**SOURCE DATA:**

BEGIN

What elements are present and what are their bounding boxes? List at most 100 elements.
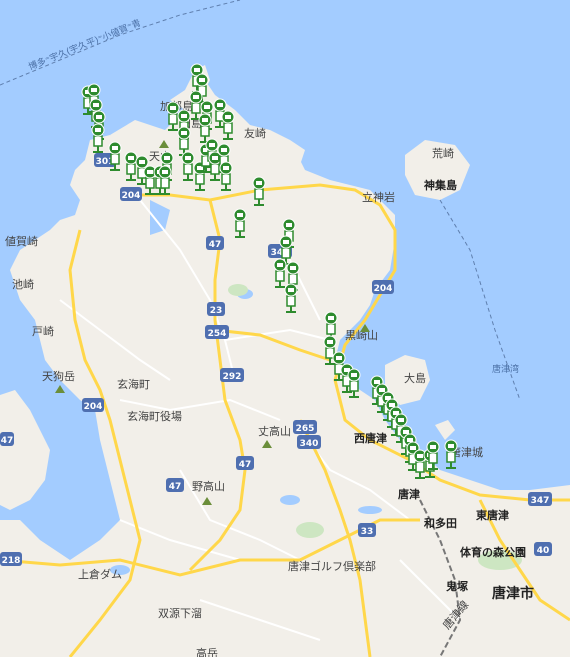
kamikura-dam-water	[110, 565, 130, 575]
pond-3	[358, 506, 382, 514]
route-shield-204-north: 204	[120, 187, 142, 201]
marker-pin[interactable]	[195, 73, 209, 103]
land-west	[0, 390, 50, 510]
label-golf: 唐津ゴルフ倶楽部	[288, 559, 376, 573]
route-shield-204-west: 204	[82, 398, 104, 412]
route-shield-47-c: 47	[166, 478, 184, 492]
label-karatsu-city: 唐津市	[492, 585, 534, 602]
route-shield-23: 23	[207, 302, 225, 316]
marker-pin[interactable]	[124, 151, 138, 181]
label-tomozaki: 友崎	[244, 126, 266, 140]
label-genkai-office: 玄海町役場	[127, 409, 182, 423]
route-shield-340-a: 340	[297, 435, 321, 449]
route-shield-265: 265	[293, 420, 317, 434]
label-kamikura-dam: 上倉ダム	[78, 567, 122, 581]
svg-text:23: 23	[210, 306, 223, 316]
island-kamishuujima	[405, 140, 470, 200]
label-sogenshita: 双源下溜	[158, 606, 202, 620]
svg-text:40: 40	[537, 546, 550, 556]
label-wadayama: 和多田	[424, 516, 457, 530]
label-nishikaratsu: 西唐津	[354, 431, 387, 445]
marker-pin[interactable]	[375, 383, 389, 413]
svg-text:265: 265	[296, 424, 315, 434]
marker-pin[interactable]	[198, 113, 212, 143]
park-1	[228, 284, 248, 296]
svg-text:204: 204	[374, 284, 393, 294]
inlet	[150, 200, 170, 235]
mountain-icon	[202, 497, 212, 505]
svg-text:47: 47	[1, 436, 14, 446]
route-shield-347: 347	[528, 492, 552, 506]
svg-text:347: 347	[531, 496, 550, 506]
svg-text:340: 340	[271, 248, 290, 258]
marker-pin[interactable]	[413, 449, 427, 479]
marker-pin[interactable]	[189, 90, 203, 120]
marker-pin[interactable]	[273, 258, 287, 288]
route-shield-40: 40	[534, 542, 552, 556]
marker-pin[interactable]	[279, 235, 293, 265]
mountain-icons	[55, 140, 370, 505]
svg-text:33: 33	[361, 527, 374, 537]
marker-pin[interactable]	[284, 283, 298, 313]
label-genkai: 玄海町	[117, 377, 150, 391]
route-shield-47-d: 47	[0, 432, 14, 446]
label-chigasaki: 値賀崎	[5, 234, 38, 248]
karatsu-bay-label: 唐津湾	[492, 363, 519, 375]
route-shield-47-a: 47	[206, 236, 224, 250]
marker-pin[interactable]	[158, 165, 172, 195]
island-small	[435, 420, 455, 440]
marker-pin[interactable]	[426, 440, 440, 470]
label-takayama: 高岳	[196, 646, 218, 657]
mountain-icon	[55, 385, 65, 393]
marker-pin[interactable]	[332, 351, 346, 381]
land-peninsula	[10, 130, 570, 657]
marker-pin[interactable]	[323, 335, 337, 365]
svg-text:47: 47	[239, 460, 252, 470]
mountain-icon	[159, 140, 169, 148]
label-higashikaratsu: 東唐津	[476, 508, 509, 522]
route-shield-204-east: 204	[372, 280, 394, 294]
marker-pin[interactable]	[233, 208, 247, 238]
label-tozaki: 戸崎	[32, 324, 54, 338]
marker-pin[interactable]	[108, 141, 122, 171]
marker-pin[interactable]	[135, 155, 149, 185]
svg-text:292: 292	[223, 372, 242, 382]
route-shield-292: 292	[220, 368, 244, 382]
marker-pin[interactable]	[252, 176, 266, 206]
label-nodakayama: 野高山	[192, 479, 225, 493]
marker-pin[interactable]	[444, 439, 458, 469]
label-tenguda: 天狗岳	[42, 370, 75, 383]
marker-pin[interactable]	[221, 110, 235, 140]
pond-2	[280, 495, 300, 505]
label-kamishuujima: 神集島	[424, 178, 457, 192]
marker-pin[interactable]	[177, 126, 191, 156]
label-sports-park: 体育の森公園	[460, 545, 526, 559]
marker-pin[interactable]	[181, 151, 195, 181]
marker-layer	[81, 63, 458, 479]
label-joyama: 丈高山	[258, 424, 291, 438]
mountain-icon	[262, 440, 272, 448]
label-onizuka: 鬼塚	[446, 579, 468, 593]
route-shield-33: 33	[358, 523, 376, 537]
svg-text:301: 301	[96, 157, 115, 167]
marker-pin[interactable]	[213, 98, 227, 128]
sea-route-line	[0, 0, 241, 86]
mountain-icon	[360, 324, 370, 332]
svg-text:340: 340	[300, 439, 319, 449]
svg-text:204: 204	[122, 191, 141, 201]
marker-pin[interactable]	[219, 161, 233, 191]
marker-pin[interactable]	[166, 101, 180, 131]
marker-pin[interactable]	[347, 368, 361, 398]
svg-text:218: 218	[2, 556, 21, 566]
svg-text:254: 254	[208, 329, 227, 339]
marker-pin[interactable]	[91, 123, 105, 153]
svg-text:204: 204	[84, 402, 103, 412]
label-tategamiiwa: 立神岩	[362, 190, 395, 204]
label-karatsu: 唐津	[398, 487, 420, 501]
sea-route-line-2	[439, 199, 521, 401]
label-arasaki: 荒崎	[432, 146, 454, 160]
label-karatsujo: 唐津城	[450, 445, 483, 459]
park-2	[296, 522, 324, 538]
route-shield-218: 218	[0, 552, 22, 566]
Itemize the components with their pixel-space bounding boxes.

END
BEGIN

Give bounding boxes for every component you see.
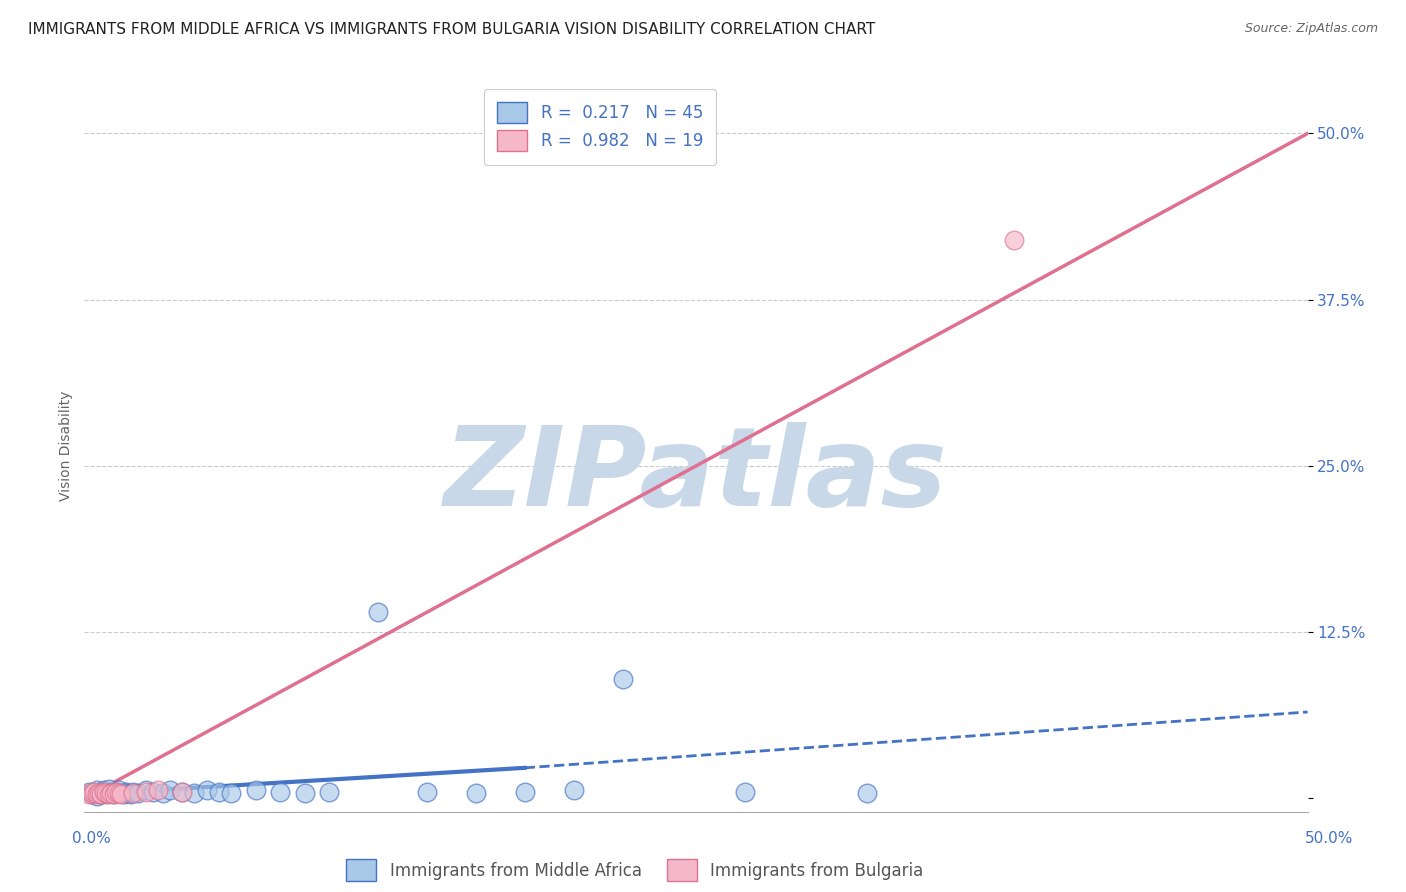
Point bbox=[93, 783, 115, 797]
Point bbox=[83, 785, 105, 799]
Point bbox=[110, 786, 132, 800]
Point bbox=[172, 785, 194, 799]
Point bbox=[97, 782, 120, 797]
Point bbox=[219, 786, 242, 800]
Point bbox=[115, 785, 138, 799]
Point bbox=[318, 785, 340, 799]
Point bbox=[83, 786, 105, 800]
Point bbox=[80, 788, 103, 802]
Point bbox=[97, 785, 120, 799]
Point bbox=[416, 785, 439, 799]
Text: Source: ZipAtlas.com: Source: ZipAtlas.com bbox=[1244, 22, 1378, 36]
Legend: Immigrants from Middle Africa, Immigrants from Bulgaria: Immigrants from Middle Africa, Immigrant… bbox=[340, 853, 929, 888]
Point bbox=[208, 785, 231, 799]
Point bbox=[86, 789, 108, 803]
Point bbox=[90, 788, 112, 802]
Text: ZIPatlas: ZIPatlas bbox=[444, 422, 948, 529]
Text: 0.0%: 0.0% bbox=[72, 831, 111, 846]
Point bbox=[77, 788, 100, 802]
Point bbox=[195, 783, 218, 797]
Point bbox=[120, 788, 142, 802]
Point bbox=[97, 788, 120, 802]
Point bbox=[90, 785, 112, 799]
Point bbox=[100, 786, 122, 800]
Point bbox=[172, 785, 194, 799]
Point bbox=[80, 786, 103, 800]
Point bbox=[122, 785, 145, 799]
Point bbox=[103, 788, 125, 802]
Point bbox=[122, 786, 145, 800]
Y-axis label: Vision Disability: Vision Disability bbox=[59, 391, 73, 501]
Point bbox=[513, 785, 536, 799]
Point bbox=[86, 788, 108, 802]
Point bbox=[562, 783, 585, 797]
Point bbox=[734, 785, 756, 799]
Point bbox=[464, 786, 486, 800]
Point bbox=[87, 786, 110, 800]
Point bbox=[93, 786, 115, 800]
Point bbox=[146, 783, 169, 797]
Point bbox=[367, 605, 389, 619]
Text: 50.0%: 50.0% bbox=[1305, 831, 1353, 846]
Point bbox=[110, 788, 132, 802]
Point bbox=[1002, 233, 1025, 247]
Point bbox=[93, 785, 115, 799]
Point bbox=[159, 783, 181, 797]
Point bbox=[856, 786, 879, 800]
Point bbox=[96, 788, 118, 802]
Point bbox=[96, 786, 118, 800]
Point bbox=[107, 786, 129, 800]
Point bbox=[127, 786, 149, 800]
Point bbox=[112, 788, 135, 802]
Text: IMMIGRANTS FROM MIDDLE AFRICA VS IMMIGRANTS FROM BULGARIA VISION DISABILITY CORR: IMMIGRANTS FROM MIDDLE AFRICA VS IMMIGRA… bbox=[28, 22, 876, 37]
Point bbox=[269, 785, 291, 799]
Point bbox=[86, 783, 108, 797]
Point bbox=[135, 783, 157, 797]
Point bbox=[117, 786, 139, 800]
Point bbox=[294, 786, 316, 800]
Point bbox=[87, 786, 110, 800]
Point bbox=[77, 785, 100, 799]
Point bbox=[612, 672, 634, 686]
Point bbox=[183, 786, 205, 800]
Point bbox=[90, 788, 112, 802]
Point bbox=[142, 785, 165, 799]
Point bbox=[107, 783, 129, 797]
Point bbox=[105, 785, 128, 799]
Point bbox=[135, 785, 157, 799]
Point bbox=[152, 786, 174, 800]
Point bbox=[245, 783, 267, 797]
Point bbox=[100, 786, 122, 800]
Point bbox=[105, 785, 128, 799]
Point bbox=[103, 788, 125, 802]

END
BEGIN

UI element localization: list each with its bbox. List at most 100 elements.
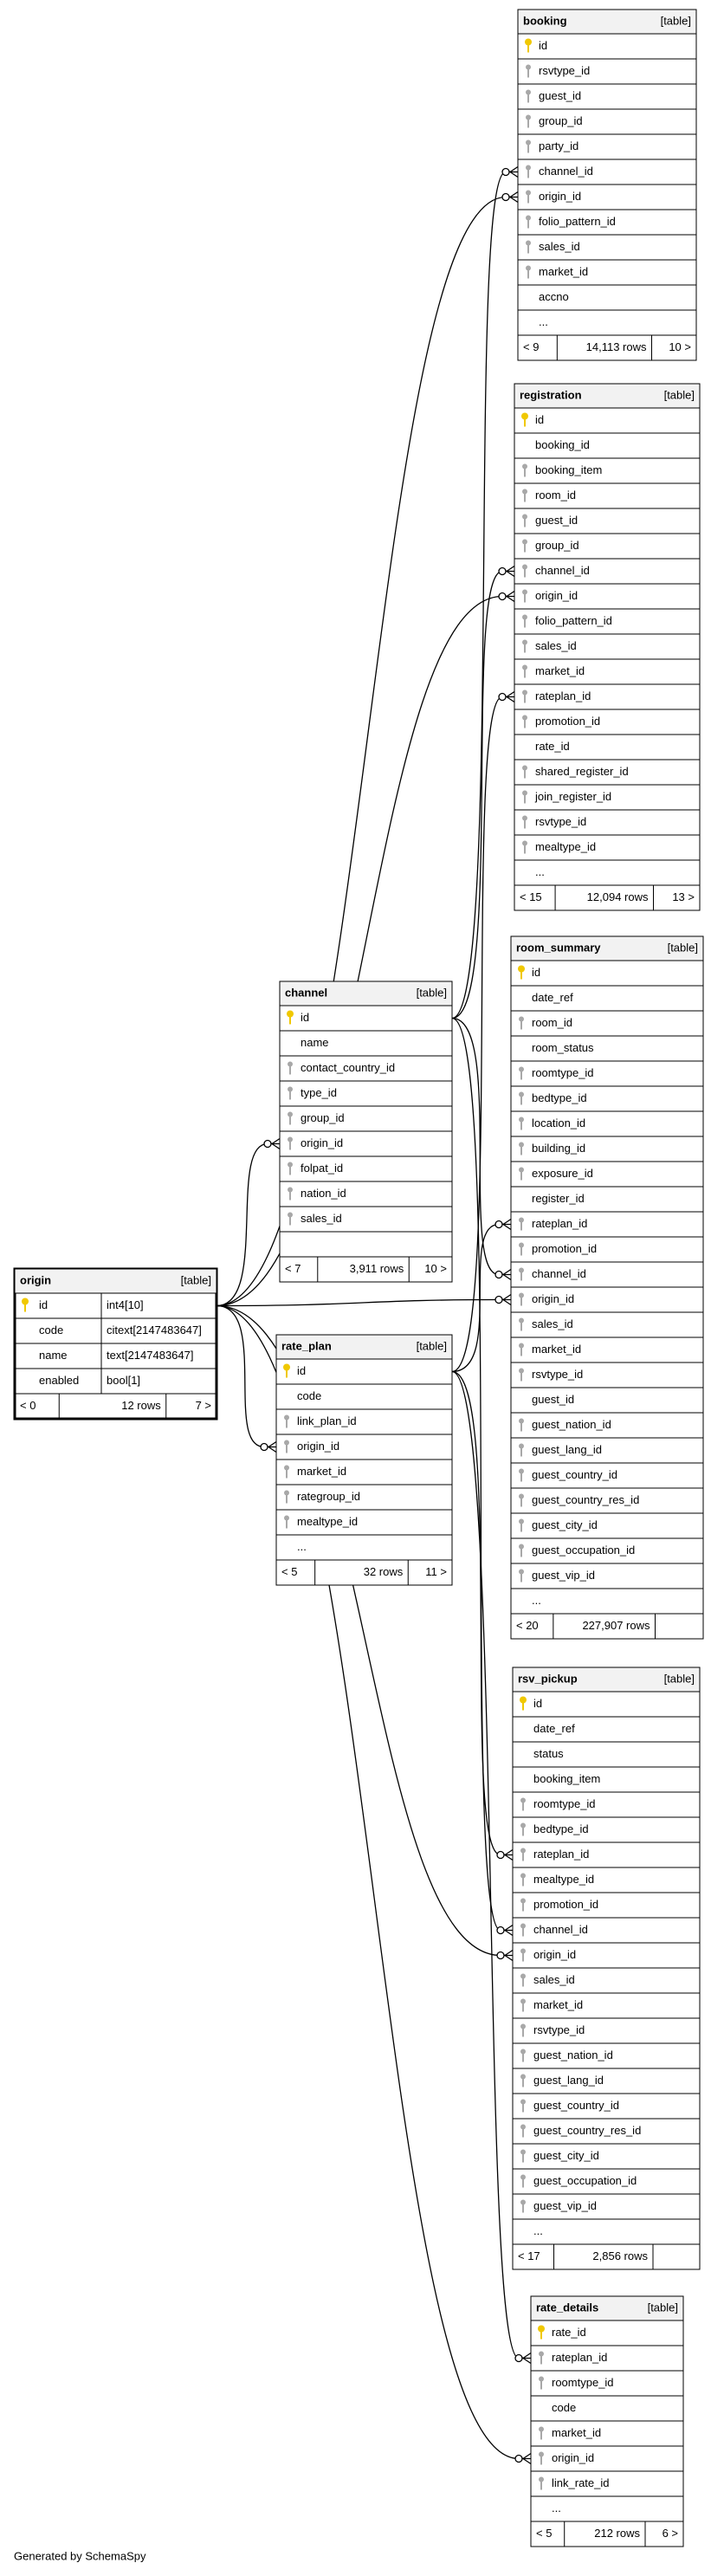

END

**TASK DIRECTIONS:** Copy out verbatim the rows in the stretch from the line containing "What elements are" through the line containing "377, 150, 391]", and omit the picture.

**TASK RESPONSE:**
What elements are present and what are their bounding boxes? List at most 100 elements.
kamikura-dam-water	[110, 565, 130, 575]
pond-3	[358, 506, 382, 514]
route-shield-204-north: 204	[120, 187, 142, 201]
marker-pin[interactable]	[195, 73, 209, 103]
land-west	[0, 390, 50, 510]
label-golf: 唐津ゴルフ倶楽部	[288, 559, 376, 573]
route-shield-204-west: 204	[82, 398, 104, 412]
route-shield-47-c: 47	[166, 478, 184, 492]
label-karatsu-city: 唐津市	[492, 585, 534, 602]
route-shield-23: 23	[207, 302, 225, 316]
marker-pin[interactable]	[124, 151, 138, 181]
label-tomozaki: 友崎	[244, 126, 266, 140]
label-genkai-office: 玄海町役場	[127, 409, 182, 423]
route-shield-340-a: 340	[297, 435, 321, 449]
route-shield-265: 265	[293, 420, 317, 434]
label-kamikura-dam: 上倉ダム	[78, 567, 122, 581]
svg-text:23: 23	[210, 306, 223, 316]
island-kamishuujima	[405, 140, 470, 200]
label-sogenshita: 双源下溜	[158, 606, 202, 620]
svg-text:40: 40	[537, 546, 550, 556]
label-wadayama: 和多田	[424, 516, 457, 530]
label-nishikaratsu: 西唐津	[354, 431, 387, 445]
marker-pin[interactable]	[375, 383, 389, 413]
svg-text:265: 265	[296, 424, 315, 434]
marker-pin[interactable]	[198, 113, 212, 143]
park-1	[228, 284, 248, 296]
svg-text:204: 204	[374, 284, 393, 294]
inlet	[150, 200, 170, 235]
mountain-icon	[202, 497, 212, 505]
svg-text:47: 47	[1, 436, 14, 446]
route-shield-347: 347	[528, 492, 552, 506]
svg-text:347: 347	[531, 496, 550, 506]
svg-text:340: 340	[271, 248, 290, 258]
marker-pin[interactable]	[413, 449, 427, 479]
marker-pin[interactable]	[189, 90, 203, 120]
marker-pin[interactable]	[273, 258, 287, 288]
route-shield-40: 40	[534, 542, 552, 556]
marker-pin[interactable]	[279, 235, 293, 265]
mountain-icons	[55, 140, 370, 505]
svg-text:33: 33	[361, 527, 374, 537]
marker-pin[interactable]	[284, 283, 298, 313]
label-genkai: 玄海町	[117, 377, 150, 391]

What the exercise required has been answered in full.